**INPUT ROWS**.
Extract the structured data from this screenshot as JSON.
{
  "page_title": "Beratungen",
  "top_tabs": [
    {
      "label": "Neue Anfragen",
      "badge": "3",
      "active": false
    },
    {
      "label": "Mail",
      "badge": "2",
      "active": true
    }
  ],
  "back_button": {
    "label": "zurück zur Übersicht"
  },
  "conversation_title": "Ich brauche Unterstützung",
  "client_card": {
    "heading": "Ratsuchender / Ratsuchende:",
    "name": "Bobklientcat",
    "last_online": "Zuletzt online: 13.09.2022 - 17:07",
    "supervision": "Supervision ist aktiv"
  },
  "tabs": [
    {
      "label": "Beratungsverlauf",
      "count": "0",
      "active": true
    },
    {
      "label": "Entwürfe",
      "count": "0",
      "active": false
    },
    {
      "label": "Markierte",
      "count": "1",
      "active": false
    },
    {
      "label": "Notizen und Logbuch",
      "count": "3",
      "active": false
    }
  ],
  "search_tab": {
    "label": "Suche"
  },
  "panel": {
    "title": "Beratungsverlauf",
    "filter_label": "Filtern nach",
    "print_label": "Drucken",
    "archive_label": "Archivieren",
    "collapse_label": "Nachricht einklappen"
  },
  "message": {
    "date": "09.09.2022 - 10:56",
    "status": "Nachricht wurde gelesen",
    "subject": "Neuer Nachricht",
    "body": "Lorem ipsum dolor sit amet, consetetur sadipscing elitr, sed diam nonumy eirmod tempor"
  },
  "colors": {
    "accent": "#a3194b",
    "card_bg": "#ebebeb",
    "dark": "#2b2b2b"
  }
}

**GIVEN TASK**. Print the whole listing exactly as it is.

**THE OUTPUT**.
Extract the structured data from this screenshot as JSON.
{
  "page_title": "Beratungen",
  "top_tabs": [
    {
      "label": "Neue Anfragen",
      "badge": "3",
      "active": false
    },
    {
      "label": "Mail",
      "badge": "2",
      "active": true
    }
  ],
  "back_button": {
    "label": "zurück zur Übersicht"
  },
  "conversation_title": "Ich brauche Unterstützung",
  "client_card": {
    "heading": "Ratsuchender / Ratsuchende:",
    "name": "Bobklientcat",
    "last_online": "Zuletzt online: 13.09.2022 - 17:07",
    "supervision": "Supervision ist aktiv"
  },
  "tabs": [
    {
      "label": "Beratungsverlauf",
      "count": "0",
      "active": true
    },
    {
      "label": "Entwürfe",
      "count": "0",
      "active": false
    },
    {
      "label": "Markierte",
      "count": "1",
      "active": false
    },
    {
      "label": "Notizen und Logbuch",
      "count": "3",
      "active": false
    }
  ],
  "search_tab": {
    "label": "Suche"
  },
  "panel": {
    "title": "Beratungsverlauf",
    "filter_label": "Filtern nach",
    "print_label": "Drucken",
    "archive_label": "Archivieren",
    "collapse_label": "Nachricht einklappen"
  },
  "message": {
    "date": "09.09.2022 - 10:56",
    "status": "Nachricht wurde gelesen",
    "subject": "Neuer Nachricht",
    "body": "Lorem ipsum dolor sit amet, consetetur sadipscing elitr, sed diam nonumy eirmod tempor"
  },
  "colors": {
    "accent": "#a3194b",
    "card_bg": "#ebebeb",
    "dark": "#2b2b2b"
  }
}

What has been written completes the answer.